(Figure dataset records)

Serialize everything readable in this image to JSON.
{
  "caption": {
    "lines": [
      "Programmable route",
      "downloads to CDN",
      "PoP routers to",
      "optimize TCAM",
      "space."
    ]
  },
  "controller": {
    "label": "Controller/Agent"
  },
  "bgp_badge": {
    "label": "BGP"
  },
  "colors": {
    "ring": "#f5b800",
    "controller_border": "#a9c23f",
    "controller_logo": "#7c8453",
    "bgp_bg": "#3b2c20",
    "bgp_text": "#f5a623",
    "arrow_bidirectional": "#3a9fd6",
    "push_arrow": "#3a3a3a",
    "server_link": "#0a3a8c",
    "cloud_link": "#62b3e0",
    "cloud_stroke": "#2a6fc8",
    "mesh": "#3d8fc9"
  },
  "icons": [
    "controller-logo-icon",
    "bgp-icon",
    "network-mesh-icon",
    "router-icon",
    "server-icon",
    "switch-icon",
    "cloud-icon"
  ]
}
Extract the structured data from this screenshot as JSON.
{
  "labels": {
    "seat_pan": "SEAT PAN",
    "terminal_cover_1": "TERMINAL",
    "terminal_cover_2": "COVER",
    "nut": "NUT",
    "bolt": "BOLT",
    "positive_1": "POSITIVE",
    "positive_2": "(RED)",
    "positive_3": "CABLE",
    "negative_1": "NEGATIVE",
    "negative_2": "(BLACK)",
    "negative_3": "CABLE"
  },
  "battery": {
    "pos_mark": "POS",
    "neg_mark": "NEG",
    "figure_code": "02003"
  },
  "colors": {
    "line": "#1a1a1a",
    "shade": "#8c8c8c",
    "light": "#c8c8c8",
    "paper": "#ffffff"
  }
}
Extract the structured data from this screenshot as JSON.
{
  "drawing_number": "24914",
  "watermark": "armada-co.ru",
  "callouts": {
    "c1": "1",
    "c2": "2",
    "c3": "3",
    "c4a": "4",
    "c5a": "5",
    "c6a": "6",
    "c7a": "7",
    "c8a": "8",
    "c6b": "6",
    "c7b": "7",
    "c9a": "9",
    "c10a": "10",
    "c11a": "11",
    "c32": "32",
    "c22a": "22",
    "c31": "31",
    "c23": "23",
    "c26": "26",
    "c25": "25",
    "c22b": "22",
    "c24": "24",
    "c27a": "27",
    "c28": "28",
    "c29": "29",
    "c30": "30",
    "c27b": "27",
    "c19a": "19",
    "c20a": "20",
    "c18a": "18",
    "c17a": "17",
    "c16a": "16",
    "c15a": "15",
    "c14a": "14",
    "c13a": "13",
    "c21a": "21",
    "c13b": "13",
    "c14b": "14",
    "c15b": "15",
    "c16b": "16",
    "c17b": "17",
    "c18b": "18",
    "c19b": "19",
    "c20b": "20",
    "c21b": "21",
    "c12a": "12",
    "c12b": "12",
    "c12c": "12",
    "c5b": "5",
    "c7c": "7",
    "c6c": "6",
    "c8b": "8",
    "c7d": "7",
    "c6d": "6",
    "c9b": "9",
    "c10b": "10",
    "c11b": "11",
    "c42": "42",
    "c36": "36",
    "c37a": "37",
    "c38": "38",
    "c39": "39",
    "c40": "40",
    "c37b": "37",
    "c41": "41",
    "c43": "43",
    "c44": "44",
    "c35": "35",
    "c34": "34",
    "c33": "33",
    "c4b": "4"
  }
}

Problem to solve
Output the records exactly, including every line.

Completed exercise
Serialize everything readable in this image to JSON.
{
  "caption": {
    "lines": [
      "Programmable route",
      "downloads to CDN",
      "PoP routers to",
      "optimize TCAM",
      "space."
    ]
  },
  "controller": {
    "label": "Controller/Agent"
  },
  "bgp_badge": {
    "label": "BGP"
  },
  "colors": {
    "ring": "#f5b800",
    "controller_border": "#a9c23f",
    "controller_logo": "#7c8453",
    "bgp_bg": "#3b2c20",
    "bgp_text": "#f5a623",
    "arrow_bidirectional": "#3a9fd6",
    "push_arrow": "#3a3a3a",
    "server_link": "#0a3a8c",
    "cloud_link": "#62b3e0",
    "cloud_stroke": "#2a6fc8",
    "mesh": "#3d8fc9"
  },
  "icons": [
    "controller-logo-icon",
    "bgp-icon",
    "network-mesh-icon",
    "router-icon",
    "server-icon",
    "switch-icon",
    "cloud-icon"
  ]
}
Extract the structured data from this screenshot as JSON.
{
  "labels": {
    "seat_pan": "SEAT PAN",
    "terminal_cover_1": "TERMINAL",
    "terminal_cover_2": "COVER",
    "nut": "NUT",
    "bolt": "BOLT",
    "positive_1": "POSITIVE",
    "positive_2": "(RED)",
    "positive_3": "CABLE",
    "negative_1": "NEGATIVE",
    "negative_2": "(BLACK)",
    "negative_3": "CABLE"
  },
  "battery": {
    "pos_mark": "POS",
    "neg_mark": "NEG",
    "figure_code": "02003"
  },
  "colors": {
    "line": "#1a1a1a",
    "shade": "#8c8c8c",
    "light": "#c8c8c8",
    "paper": "#ffffff"
  }
}
Extract the structured data from this screenshot as JSON.
{
  "drawing_number": "24914",
  "watermark": "armada-co.ru",
  "callouts": {
    "c1": "1",
    "c2": "2",
    "c3": "3",
    "c4a": "4",
    "c5a": "5",
    "c6a": "6",
    "c7a": "7",
    "c8a": "8",
    "c6b": "6",
    "c7b": "7",
    "c9a": "9",
    "c10a": "10",
    "c11a": "11",
    "c32": "32",
    "c22a": "22",
    "c31": "31",
    "c23": "23",
    "c26": "26",
    "c25": "25",
    "c22b": "22",
    "c24": "24",
    "c27a": "27",
    "c28": "28",
    "c29": "29",
    "c30": "30",
    "c27b": "27",
    "c19a": "19",
    "c20a": "20",
    "c18a": "18",
    "c17a": "17",
    "c16a": "16",
    "c15a": "15",
    "c14a": "14",
    "c13a": "13",
    "c21a": "21",
    "c13b": "13",
    "c14b": "14",
    "c15b": "15",
    "c16b": "16",
    "c17b": "17",
    "c18b": "18",
    "c19b": "19",
    "c20b": "20",
    "c21b": "21",
    "c12a": "12",
    "c12b": "12",
    "c12c": "12",
    "c5b": "5",
    "c7c": "7",
    "c6c": "6",
    "c8b": "8",
    "c7d": "7",
    "c6d": "6",
    "c9b": "9",
    "c10b": "10",
    "c11b": "11",
    "c42": "42",
    "c36": "36",
    "c37a": "37",
    "c38": "38",
    "c39": "39",
    "c40": "40",
    "c37b": "37",
    "c41": "41",
    "c43": "43",
    "c44": "44",
    "c35": "35",
    "c34": "34",
    "c33": "33",
    "c4b": "4"
  }
}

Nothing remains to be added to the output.